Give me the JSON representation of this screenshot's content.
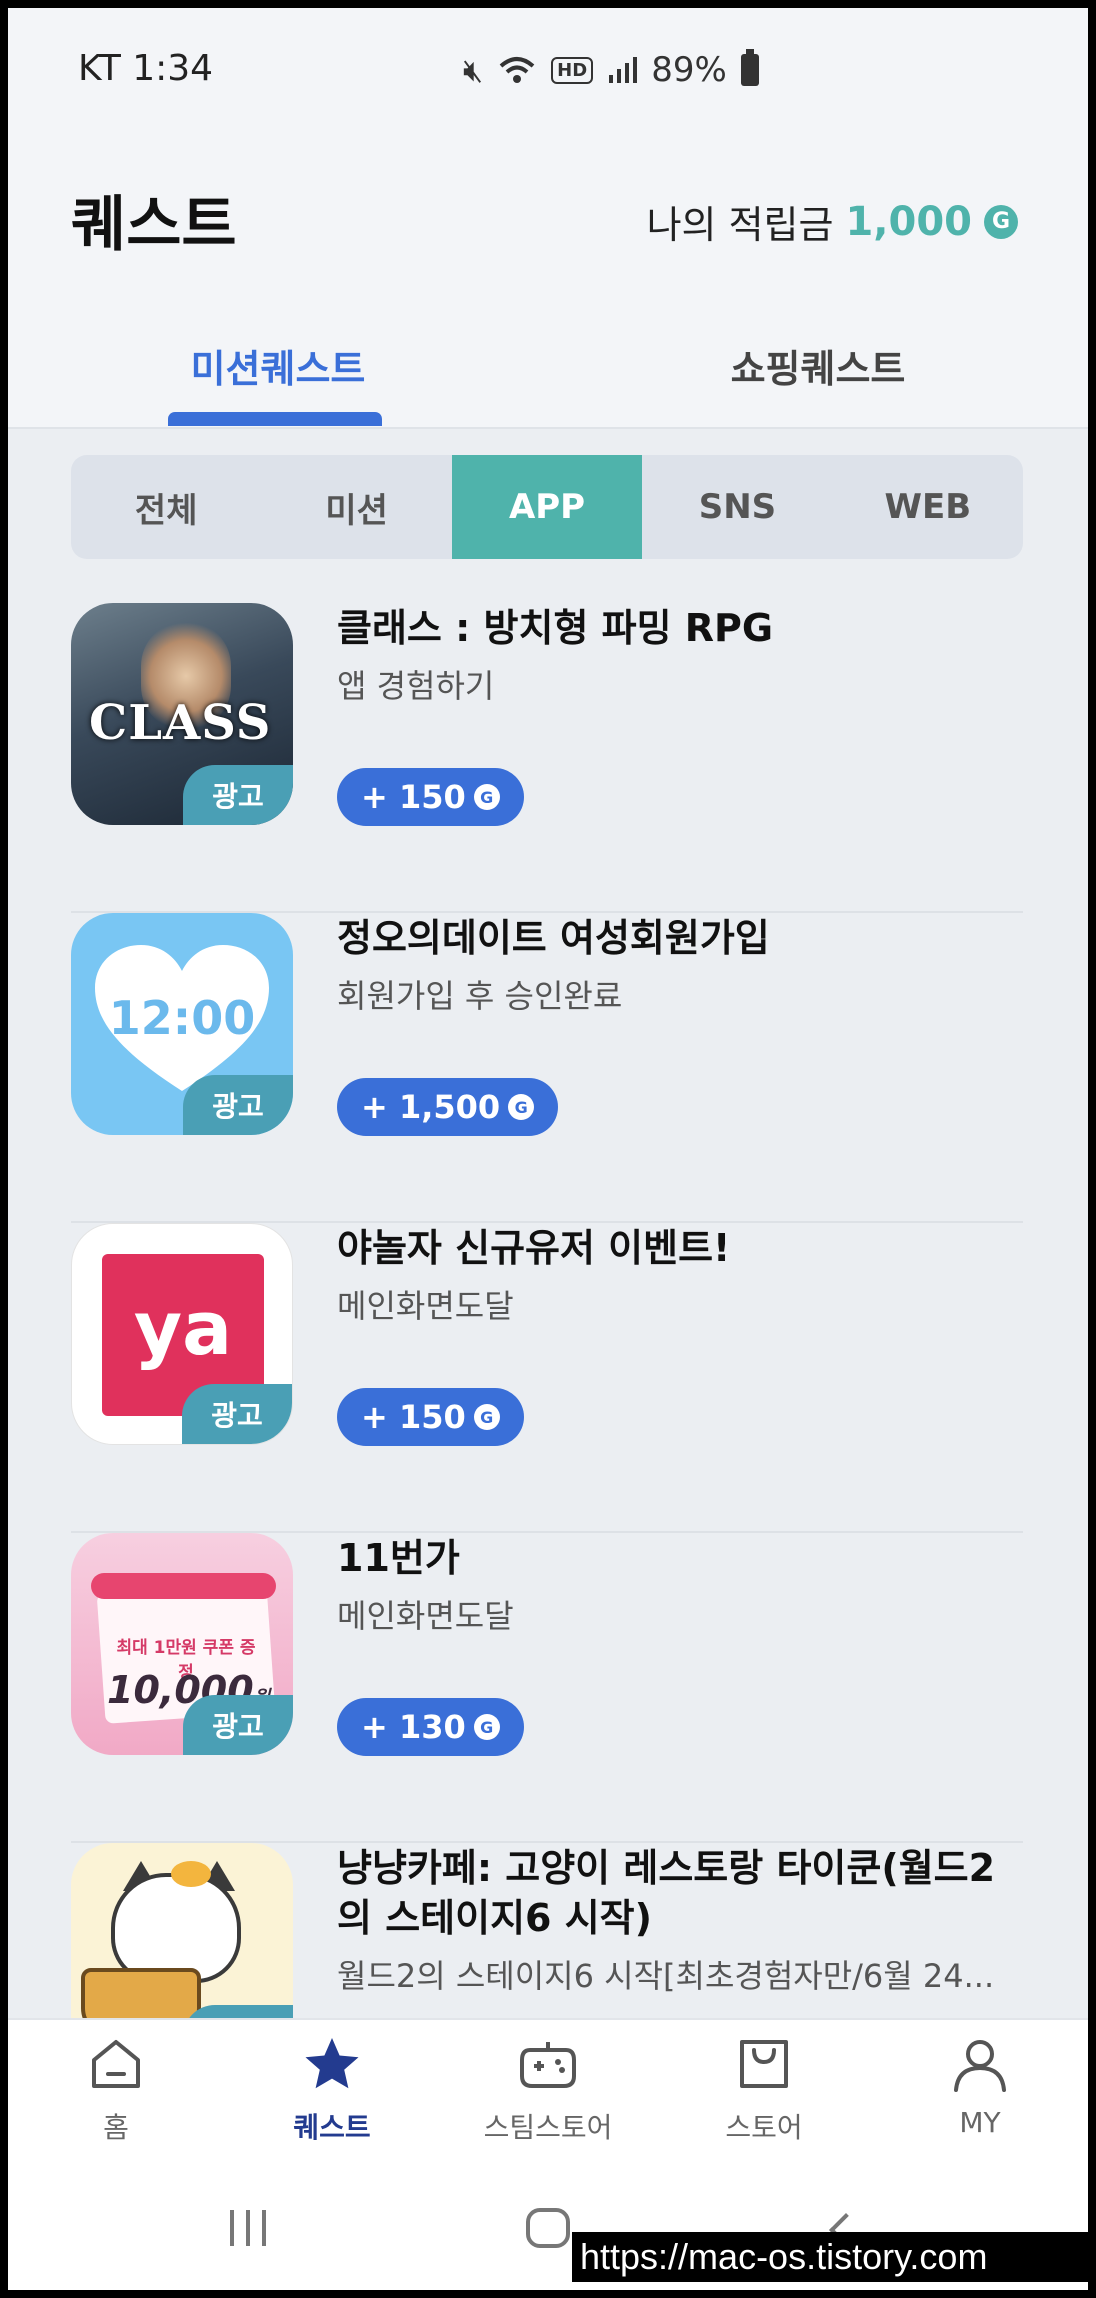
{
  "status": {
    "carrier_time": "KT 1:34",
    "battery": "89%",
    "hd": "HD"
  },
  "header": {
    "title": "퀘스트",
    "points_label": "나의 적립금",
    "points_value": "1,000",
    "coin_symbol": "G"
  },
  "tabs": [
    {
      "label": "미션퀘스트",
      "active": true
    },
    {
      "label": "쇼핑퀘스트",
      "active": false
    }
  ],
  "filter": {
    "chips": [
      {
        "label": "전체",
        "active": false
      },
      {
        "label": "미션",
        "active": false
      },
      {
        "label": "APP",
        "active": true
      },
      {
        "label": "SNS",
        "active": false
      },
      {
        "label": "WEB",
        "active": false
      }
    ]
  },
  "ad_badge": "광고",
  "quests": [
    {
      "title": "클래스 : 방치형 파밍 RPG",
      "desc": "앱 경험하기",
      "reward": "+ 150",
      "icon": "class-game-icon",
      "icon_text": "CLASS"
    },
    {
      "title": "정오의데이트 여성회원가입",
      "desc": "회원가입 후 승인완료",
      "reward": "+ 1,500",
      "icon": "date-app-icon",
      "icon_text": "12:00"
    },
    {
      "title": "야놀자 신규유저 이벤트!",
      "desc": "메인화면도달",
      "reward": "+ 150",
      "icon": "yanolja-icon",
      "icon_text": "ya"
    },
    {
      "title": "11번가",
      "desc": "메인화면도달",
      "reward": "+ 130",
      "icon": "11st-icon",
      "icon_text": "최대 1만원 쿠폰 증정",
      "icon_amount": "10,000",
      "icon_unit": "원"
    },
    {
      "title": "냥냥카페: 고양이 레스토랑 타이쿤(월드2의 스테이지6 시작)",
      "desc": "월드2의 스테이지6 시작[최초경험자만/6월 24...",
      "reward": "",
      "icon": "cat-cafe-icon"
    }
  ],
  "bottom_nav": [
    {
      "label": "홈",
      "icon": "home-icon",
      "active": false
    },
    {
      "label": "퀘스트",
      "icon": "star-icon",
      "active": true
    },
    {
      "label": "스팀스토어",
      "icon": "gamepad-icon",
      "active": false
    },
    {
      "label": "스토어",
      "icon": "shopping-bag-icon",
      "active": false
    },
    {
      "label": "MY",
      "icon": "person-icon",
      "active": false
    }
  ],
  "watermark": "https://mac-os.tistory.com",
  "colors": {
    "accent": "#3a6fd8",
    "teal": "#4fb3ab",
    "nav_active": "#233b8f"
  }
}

==================================================

● Problem requirements: Look over the listing above. Pick out and copy every line that includes "title".

● Written reply:
    "title": "퀘스트",
      "title": "클래스 : 방치형 파밍 RPG",
      "title": "정오의데이트 여성회원가입",
      "title": "야놀자 신규유저 이벤트!",
      "title": "11번가",
      "title": "냥냥카페: 고양이 레스토랑 타이쿤(월드2의 스테이지6 시작)",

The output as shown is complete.